→ PROBLEM DETAILS:
Pick out all lines with the word "sided" from the records that follow.

-- Begin --

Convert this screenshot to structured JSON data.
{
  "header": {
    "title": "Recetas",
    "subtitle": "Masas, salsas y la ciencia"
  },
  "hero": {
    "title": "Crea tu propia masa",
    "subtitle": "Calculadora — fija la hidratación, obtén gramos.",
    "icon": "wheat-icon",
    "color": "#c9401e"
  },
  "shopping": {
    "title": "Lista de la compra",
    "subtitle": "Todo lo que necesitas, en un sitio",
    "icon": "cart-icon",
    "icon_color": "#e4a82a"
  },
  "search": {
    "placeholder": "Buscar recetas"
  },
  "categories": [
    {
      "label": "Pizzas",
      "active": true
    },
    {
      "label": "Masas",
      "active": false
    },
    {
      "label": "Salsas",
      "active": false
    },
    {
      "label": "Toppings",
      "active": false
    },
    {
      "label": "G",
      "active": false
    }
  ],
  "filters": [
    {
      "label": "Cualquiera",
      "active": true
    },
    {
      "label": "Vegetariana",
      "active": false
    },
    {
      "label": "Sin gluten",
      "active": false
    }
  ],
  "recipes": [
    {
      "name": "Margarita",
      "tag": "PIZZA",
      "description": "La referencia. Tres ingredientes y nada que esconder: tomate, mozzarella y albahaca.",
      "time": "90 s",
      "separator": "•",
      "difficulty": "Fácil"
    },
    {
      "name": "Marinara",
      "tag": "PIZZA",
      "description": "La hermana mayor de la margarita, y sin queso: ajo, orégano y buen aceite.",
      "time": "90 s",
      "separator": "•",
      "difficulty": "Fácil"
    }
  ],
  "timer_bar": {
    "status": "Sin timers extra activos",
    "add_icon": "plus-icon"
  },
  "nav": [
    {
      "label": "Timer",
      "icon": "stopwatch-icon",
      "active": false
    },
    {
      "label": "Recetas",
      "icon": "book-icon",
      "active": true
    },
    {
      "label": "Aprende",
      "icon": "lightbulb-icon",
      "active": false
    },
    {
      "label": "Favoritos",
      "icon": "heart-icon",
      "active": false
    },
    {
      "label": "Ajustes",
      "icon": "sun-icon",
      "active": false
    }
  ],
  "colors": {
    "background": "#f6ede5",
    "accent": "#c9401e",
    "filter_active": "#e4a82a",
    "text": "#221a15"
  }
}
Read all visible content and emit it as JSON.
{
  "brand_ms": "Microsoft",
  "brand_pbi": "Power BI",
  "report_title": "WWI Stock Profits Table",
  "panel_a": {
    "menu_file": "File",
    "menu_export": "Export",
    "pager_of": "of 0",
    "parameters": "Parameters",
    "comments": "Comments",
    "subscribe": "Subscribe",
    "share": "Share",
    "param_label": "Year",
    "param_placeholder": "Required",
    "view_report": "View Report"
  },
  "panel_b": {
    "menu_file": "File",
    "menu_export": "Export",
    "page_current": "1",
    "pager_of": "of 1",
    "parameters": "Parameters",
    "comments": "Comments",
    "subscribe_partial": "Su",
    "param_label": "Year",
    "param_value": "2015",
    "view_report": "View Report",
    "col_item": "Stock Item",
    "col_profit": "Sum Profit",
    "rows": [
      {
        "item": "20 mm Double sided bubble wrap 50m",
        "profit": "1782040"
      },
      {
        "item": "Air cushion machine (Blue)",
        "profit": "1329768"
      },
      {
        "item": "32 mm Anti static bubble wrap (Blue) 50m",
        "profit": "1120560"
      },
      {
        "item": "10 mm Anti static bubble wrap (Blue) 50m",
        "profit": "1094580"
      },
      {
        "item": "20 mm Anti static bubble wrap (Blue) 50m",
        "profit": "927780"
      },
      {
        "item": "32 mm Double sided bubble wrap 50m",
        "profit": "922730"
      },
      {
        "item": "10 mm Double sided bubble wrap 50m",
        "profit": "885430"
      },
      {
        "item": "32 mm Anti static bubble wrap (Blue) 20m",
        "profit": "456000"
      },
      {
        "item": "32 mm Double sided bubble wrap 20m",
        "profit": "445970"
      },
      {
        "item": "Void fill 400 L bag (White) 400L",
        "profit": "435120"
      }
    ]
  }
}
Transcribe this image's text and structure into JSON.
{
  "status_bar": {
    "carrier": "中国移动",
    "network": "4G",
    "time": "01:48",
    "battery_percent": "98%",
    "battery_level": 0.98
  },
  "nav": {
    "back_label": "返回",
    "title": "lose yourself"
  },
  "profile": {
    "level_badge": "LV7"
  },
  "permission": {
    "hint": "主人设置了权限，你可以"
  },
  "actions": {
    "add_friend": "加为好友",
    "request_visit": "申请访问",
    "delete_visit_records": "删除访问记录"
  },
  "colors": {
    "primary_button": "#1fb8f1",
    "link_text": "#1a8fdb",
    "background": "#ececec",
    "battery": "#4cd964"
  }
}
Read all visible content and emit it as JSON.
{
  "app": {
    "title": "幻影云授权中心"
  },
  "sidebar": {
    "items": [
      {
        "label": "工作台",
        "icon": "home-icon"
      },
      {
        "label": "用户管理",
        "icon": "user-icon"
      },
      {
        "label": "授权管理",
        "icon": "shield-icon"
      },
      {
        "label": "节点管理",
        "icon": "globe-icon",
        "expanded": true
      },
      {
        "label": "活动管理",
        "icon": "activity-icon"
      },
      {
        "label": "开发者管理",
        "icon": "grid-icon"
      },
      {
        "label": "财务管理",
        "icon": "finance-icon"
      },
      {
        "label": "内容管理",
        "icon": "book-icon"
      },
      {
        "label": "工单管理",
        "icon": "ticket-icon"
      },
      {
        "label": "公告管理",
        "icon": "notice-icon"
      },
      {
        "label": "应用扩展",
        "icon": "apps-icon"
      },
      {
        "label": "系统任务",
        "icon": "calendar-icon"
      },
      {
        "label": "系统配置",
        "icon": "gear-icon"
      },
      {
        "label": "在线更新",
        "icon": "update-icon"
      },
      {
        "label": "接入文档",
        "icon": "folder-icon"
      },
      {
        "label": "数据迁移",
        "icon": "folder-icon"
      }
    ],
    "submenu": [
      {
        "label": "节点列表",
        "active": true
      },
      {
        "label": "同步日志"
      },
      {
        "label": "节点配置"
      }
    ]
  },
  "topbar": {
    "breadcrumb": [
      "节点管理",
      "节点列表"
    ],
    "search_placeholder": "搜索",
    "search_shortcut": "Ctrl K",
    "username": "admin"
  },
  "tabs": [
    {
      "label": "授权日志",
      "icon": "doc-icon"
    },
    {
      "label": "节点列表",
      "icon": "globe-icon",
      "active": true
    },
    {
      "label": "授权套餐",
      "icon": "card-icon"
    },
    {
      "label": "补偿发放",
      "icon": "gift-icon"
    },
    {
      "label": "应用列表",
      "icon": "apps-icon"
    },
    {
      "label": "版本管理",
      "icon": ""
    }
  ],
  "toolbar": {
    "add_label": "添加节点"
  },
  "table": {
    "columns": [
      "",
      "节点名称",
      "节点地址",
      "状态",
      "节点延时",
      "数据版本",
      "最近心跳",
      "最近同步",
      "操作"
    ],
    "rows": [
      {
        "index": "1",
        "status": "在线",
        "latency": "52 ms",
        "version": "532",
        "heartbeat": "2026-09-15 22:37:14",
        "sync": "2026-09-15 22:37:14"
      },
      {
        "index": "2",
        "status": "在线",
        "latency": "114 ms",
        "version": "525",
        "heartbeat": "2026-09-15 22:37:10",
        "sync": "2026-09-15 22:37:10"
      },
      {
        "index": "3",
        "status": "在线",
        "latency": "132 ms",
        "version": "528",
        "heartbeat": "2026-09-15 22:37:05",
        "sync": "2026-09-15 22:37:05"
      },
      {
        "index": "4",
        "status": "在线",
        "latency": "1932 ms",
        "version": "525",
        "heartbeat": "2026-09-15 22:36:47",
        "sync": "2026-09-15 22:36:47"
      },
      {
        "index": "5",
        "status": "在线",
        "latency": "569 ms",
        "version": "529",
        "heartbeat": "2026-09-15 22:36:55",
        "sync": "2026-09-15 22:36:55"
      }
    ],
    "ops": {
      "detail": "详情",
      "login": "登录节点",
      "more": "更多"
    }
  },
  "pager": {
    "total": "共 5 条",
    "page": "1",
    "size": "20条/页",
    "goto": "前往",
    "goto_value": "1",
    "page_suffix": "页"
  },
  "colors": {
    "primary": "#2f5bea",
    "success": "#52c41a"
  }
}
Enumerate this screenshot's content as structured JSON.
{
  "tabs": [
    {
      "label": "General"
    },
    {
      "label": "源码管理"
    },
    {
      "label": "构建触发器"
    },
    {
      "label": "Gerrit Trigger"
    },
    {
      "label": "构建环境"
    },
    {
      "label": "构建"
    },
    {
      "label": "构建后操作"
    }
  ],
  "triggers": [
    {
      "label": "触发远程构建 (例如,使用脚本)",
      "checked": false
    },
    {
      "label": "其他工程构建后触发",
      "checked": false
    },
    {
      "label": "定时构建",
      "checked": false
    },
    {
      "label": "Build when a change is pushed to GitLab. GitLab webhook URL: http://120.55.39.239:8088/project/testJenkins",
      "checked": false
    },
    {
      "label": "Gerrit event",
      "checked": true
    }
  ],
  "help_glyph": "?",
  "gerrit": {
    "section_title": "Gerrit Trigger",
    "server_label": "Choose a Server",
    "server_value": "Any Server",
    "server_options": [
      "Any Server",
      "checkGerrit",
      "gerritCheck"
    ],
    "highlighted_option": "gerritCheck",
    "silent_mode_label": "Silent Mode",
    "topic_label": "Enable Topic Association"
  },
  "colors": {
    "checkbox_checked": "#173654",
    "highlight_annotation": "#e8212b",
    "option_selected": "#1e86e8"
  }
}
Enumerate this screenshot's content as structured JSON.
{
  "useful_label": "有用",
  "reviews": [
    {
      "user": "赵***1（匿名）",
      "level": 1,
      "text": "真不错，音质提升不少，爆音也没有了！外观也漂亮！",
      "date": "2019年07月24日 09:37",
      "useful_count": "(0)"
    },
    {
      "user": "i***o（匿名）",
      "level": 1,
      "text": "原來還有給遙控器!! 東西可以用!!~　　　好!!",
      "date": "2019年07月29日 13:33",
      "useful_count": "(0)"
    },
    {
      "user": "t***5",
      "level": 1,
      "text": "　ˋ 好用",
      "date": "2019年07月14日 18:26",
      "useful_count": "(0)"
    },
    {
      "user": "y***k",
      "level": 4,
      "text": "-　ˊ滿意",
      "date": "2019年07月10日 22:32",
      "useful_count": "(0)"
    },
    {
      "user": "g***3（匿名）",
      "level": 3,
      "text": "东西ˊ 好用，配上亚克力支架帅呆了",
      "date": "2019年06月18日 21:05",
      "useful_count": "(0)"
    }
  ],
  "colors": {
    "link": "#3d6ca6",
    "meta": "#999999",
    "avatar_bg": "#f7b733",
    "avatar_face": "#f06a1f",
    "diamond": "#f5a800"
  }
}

-- End --

→ ANSWER:
        "item": "20 mm Double sided bubble wrap 50m",
        "item": "32 mm Double sided bubble wrap 50m",
        "item": "10 mm Double sided bubble wrap 50m",
        "item": "32 mm Double sided bubble wrap 20m",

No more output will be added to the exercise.